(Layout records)
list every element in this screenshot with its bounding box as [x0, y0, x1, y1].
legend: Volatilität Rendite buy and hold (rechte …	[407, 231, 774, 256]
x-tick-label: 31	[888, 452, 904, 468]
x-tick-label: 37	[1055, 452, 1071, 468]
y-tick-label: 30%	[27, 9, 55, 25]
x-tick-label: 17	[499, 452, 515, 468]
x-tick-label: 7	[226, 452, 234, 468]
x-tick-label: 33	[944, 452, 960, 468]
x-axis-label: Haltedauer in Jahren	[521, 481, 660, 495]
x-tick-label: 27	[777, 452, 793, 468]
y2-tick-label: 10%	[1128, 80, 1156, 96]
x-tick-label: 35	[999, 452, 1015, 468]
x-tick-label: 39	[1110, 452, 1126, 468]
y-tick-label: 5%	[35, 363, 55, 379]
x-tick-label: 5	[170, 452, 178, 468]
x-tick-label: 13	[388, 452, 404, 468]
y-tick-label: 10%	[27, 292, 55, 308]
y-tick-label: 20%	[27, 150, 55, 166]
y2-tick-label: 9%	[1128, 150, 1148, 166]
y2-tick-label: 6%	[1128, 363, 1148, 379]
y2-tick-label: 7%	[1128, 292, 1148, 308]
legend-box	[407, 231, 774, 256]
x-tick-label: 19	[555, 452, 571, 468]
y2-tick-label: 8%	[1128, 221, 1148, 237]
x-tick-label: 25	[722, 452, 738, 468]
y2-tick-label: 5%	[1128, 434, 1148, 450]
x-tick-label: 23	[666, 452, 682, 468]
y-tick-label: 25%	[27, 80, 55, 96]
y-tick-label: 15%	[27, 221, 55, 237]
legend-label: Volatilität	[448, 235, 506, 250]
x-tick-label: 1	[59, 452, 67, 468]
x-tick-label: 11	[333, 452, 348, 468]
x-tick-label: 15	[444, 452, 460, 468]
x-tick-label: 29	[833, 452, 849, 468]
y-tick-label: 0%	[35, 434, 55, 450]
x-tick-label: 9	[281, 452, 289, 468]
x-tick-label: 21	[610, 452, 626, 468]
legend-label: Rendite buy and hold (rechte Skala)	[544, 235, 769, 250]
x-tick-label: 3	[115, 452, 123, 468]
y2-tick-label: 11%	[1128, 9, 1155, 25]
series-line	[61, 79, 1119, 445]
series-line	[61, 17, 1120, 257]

TASK REQUIREMENTS:
Print out all of the data above again, copying every line without any change.

THE COMPLETED TASK:
list every element in this screenshot with its bounding box as [x0, y0, x1, y1].
legend: Volatilität Rendite buy and hold (rechte …	[407, 231, 774, 256]
x-tick-label: 31	[888, 452, 904, 468]
x-tick-label: 37	[1055, 452, 1071, 468]
y-tick-label: 30%	[27, 9, 55, 25]
x-tick-label: 17	[499, 452, 515, 468]
x-tick-label: 7	[226, 452, 234, 468]
x-tick-label: 33	[944, 452, 960, 468]
x-axis-label: Haltedauer in Jahren	[521, 481, 660, 495]
x-tick-label: 27	[777, 452, 793, 468]
y2-tick-label: 10%	[1128, 80, 1156, 96]
x-tick-label: 35	[999, 452, 1015, 468]
x-tick-label: 39	[1110, 452, 1126, 468]
y-tick-label: 5%	[35, 363, 55, 379]
x-tick-label: 5	[170, 452, 178, 468]
x-tick-label: 13	[388, 452, 404, 468]
y-tick-label: 10%	[27, 292, 55, 308]
y-tick-label: 20%	[27, 150, 55, 166]
y2-tick-label: 9%	[1128, 150, 1148, 166]
y2-tick-label: 6%	[1128, 363, 1148, 379]
y2-tick-label: 7%	[1128, 292, 1148, 308]
legend-box	[407, 231, 774, 256]
x-tick-label: 19	[555, 452, 571, 468]
y2-tick-label: 8%	[1128, 221, 1148, 237]
x-tick-label: 25	[722, 452, 738, 468]
y2-tick-label: 5%	[1128, 434, 1148, 450]
x-tick-label: 23	[666, 452, 682, 468]
y-tick-label: 25%	[27, 80, 55, 96]
y-tick-label: 15%	[27, 221, 55, 237]
legend-label: Volatilität	[448, 235, 506, 250]
x-tick-label: 1	[59, 452, 67, 468]
x-tick-label: 11	[333, 452, 348, 468]
x-tick-label: 15	[444, 452, 460, 468]
x-tick-label: 29	[833, 452, 849, 468]
y-tick-label: 0%	[35, 434, 55, 450]
x-tick-label: 9	[281, 452, 289, 468]
x-tick-label: 21	[610, 452, 626, 468]
legend-label: Rendite buy and hold (rechte Skala)	[544, 235, 769, 250]
x-tick-label: 3	[115, 452, 123, 468]
y2-tick-label: 11%	[1128, 9, 1155, 25]
series-line	[61, 79, 1119, 445]
series-line	[61, 17, 1120, 257]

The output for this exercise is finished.